Structured figure records
☆ ☆ ☆

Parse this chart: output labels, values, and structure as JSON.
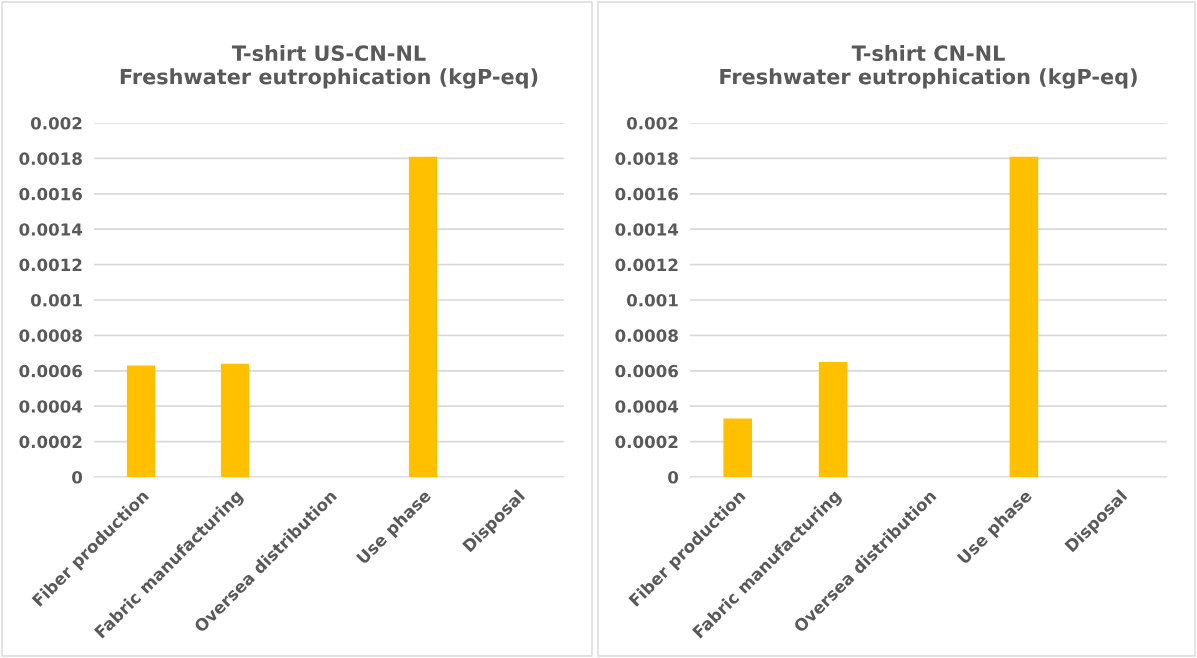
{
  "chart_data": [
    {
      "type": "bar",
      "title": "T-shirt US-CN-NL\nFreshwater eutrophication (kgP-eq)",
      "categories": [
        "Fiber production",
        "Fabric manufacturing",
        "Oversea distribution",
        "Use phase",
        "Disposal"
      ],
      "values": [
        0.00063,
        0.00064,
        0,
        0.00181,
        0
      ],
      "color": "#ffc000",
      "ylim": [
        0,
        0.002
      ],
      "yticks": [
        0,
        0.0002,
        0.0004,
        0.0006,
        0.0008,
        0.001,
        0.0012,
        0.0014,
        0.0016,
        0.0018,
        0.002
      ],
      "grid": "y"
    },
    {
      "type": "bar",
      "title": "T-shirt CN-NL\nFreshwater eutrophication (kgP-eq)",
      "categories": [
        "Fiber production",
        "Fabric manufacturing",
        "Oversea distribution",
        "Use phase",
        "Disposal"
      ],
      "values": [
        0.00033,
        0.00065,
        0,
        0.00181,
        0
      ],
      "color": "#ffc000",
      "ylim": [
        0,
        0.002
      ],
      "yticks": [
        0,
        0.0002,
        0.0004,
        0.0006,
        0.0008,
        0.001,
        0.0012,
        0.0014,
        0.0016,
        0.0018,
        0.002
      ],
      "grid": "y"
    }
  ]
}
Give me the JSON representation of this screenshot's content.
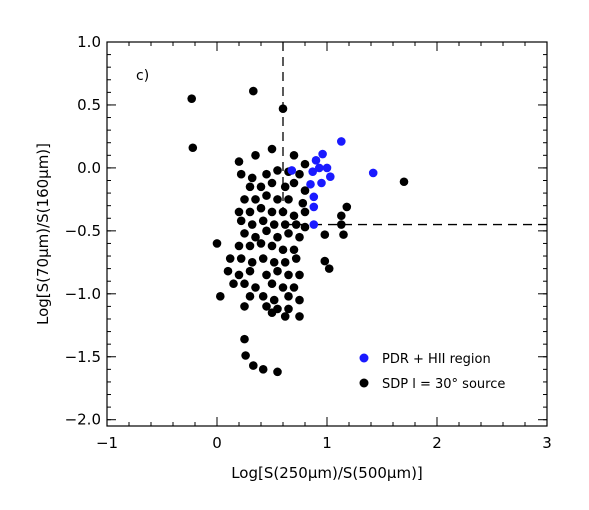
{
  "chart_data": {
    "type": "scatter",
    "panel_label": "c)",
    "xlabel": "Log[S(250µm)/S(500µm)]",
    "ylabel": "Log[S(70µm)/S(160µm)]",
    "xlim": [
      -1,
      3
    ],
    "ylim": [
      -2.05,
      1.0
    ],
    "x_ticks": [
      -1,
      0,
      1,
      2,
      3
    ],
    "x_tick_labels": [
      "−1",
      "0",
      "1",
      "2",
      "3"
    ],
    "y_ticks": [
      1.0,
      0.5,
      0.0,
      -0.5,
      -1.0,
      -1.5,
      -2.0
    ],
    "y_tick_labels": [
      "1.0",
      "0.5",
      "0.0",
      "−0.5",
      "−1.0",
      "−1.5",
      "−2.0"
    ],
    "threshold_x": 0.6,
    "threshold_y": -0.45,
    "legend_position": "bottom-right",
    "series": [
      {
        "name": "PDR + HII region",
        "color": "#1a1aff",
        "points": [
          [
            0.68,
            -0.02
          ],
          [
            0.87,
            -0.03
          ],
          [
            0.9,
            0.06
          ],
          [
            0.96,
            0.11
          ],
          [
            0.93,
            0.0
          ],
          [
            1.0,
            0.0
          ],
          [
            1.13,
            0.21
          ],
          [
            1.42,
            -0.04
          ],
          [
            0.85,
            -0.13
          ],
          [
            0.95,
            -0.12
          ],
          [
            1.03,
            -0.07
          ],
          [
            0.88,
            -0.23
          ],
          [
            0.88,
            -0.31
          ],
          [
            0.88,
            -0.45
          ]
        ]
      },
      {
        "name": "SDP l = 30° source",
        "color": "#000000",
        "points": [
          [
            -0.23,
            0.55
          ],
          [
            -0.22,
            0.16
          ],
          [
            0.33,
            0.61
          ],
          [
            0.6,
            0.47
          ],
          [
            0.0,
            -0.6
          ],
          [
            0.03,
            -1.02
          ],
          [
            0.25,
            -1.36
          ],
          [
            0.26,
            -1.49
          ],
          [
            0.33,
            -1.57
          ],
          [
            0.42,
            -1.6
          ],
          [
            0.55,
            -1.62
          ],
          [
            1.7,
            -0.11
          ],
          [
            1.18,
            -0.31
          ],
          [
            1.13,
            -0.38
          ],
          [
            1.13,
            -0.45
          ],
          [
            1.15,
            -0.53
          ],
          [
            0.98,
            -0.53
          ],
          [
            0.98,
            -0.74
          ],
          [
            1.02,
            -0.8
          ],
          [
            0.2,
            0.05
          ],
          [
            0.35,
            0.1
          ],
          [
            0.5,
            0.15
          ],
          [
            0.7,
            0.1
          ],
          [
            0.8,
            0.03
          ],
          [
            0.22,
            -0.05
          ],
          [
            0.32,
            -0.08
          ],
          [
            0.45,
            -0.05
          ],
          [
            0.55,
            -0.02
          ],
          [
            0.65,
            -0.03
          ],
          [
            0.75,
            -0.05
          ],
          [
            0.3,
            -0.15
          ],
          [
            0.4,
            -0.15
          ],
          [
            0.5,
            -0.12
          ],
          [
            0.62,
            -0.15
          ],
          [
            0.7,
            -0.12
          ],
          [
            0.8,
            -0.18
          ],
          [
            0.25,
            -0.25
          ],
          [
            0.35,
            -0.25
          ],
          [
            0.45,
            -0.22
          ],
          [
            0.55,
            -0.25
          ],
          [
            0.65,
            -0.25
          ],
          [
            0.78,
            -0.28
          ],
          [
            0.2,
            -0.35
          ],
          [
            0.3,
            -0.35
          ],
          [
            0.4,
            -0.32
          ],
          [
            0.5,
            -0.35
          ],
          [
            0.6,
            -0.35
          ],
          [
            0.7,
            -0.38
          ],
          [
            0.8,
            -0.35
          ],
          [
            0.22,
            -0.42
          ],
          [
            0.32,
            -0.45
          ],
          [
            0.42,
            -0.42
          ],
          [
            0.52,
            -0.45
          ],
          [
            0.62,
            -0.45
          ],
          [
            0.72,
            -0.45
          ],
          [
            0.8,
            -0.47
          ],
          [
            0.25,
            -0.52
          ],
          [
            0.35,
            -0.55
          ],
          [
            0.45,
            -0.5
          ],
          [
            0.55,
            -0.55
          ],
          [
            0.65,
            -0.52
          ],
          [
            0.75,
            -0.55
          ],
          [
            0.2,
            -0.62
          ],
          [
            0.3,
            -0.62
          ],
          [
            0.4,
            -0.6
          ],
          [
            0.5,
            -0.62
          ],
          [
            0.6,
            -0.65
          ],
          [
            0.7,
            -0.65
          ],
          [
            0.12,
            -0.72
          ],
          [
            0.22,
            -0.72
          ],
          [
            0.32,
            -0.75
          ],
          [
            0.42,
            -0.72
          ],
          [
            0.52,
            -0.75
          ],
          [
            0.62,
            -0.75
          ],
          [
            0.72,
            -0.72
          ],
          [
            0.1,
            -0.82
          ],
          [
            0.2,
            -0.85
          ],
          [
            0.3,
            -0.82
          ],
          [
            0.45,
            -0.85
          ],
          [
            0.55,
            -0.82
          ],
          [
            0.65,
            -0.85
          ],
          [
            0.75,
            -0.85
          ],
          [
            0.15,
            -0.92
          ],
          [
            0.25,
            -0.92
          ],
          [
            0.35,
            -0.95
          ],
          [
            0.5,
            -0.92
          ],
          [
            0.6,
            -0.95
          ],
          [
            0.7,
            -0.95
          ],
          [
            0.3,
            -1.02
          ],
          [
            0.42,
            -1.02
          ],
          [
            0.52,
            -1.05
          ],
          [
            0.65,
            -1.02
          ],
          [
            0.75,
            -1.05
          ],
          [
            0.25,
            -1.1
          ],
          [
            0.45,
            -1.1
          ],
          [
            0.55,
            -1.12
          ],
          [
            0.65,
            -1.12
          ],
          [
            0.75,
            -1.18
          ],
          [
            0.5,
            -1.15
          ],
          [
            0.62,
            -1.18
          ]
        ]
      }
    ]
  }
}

☆ ☆ ☆

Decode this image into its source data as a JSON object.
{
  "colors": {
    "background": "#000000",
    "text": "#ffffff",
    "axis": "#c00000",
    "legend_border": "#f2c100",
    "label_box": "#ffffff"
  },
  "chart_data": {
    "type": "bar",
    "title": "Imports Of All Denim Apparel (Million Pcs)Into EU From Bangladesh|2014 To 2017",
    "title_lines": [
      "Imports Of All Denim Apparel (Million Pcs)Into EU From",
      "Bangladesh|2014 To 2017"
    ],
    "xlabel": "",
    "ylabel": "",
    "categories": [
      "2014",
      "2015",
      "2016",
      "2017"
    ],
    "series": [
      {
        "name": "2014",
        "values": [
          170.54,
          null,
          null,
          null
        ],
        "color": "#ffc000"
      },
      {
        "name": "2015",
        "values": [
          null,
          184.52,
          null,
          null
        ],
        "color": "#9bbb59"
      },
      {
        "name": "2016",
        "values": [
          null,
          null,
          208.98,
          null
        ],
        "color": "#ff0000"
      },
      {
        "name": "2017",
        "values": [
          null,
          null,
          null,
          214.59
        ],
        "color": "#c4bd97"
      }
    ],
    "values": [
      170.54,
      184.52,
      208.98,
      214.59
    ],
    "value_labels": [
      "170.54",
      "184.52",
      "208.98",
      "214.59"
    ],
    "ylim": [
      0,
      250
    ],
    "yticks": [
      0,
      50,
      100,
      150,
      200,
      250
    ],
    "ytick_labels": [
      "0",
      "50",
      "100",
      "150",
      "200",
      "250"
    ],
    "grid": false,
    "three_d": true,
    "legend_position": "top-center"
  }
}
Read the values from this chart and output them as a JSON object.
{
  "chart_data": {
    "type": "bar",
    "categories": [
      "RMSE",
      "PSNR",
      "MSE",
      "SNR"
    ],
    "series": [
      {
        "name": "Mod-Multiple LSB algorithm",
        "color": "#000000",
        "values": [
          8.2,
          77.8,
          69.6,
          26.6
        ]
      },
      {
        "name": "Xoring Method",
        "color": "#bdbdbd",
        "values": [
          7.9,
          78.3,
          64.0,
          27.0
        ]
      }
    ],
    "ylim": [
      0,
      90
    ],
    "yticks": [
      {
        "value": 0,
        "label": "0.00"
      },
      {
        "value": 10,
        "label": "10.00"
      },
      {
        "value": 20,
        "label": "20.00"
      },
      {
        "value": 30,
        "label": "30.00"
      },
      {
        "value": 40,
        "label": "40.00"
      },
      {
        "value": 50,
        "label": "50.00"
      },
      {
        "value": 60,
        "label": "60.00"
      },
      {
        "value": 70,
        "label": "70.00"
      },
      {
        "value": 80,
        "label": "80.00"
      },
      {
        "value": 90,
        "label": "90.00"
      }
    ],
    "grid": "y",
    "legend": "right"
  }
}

☆ ☆ ☆

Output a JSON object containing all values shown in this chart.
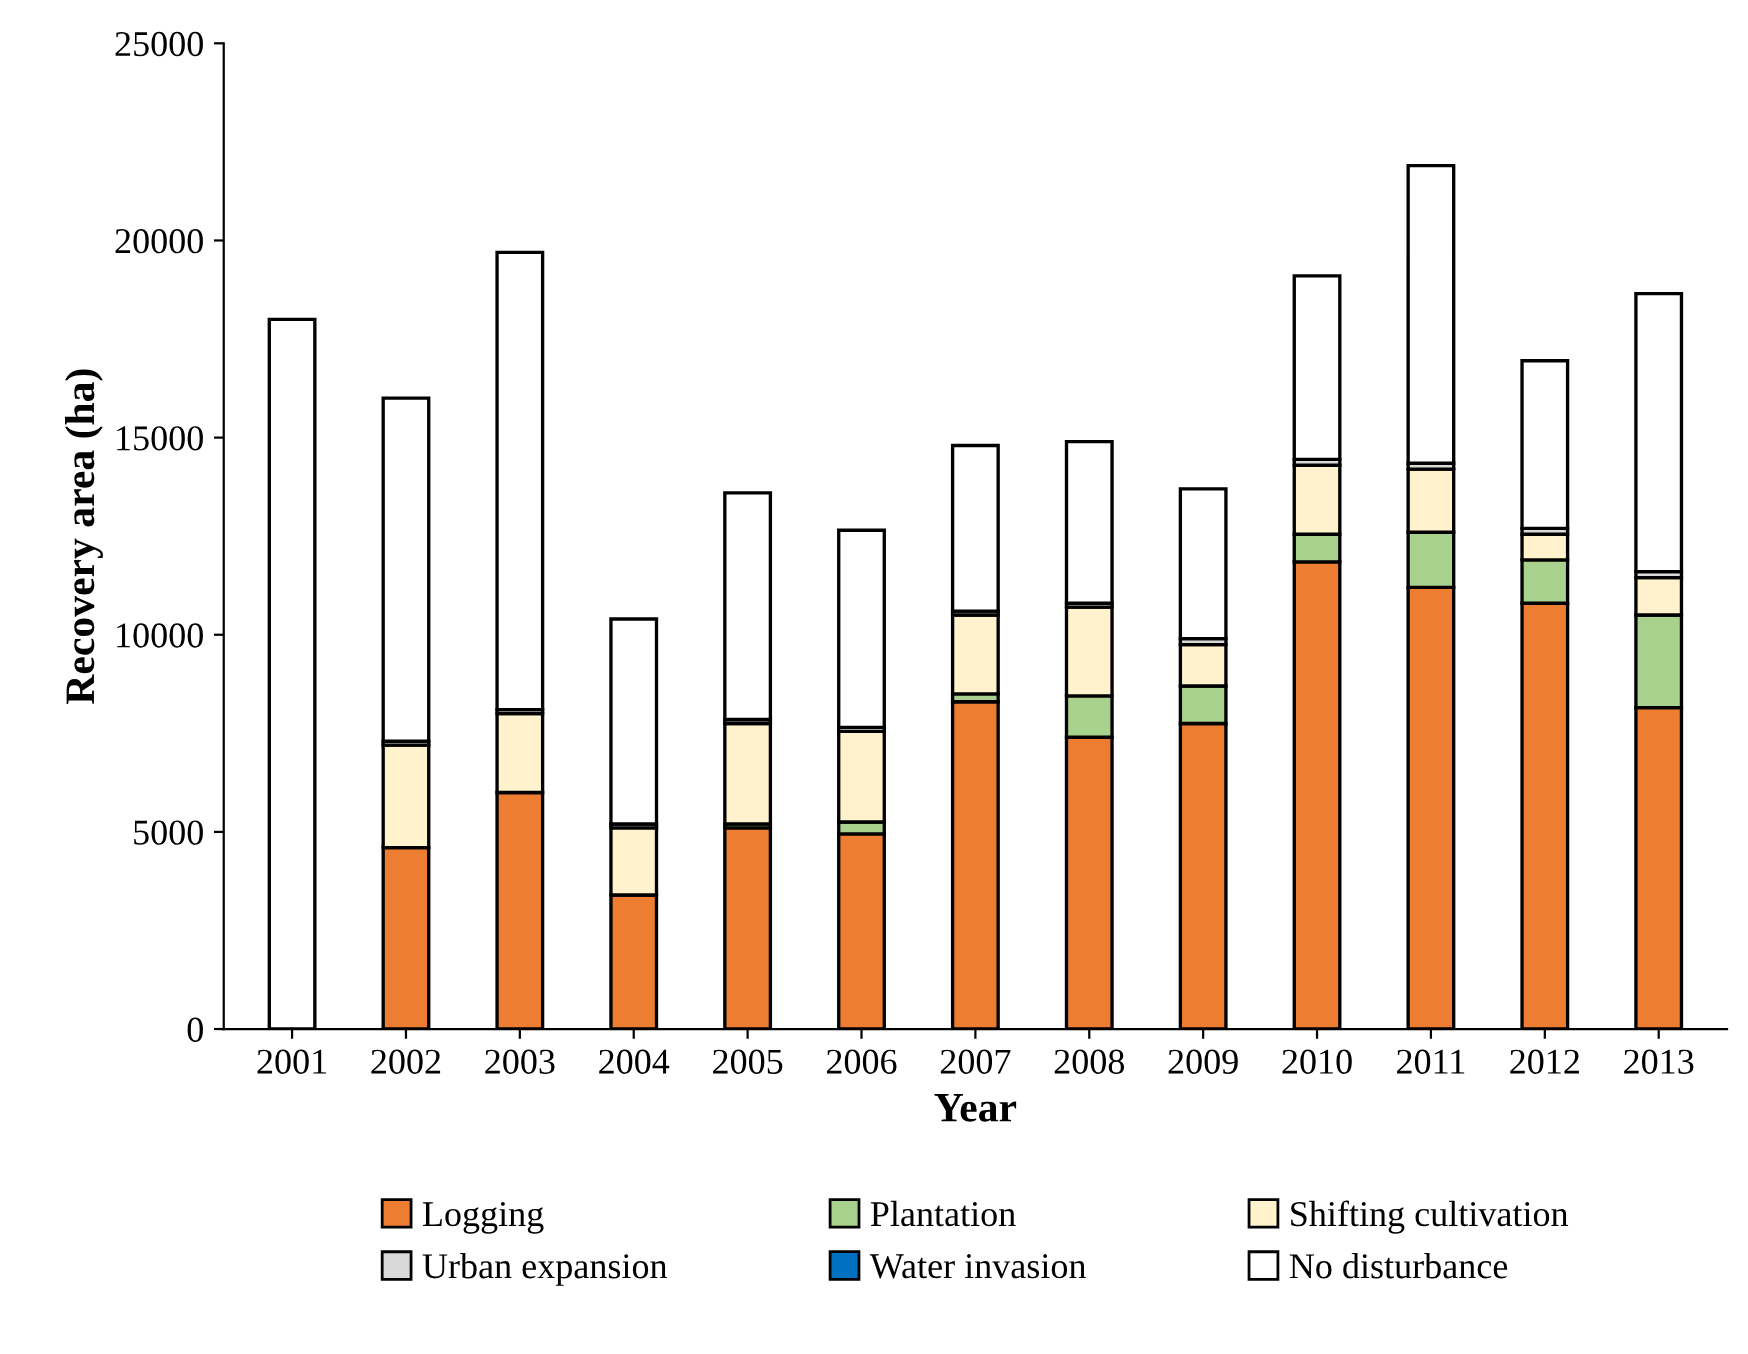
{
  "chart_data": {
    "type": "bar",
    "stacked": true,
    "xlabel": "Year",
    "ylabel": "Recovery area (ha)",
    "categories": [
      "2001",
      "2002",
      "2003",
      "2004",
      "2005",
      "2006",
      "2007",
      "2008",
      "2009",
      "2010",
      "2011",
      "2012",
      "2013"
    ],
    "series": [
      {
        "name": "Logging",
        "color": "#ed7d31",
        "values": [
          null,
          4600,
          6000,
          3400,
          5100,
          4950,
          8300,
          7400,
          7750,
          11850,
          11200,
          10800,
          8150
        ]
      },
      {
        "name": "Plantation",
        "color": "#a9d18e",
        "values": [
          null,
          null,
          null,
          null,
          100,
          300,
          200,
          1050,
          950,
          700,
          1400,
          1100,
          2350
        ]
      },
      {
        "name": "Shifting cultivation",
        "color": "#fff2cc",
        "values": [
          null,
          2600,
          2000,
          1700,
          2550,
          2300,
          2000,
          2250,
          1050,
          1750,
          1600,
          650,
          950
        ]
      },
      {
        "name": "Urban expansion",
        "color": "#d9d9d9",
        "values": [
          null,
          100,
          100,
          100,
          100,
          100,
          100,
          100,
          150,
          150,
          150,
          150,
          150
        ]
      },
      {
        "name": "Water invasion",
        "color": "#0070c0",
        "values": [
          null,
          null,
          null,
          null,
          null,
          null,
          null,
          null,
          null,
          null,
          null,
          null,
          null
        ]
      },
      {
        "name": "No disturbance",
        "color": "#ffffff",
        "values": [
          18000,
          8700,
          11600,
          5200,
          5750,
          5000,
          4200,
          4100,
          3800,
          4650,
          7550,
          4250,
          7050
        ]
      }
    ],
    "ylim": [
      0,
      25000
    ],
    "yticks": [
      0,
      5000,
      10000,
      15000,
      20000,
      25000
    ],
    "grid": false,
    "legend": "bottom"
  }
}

☆ ☆ ☆

■ WORK INSTRUCTIONS: Identify and extract each line of the listing that contains "shirt".

■ EXERCISE ANSWER:
      "title": "T-shirt US-CN-NL\nFreshwater eutrophication (kgP-eq)",
      "title": "T-shirt CN-NL\nFreshwater eutrophication (kgP-eq)",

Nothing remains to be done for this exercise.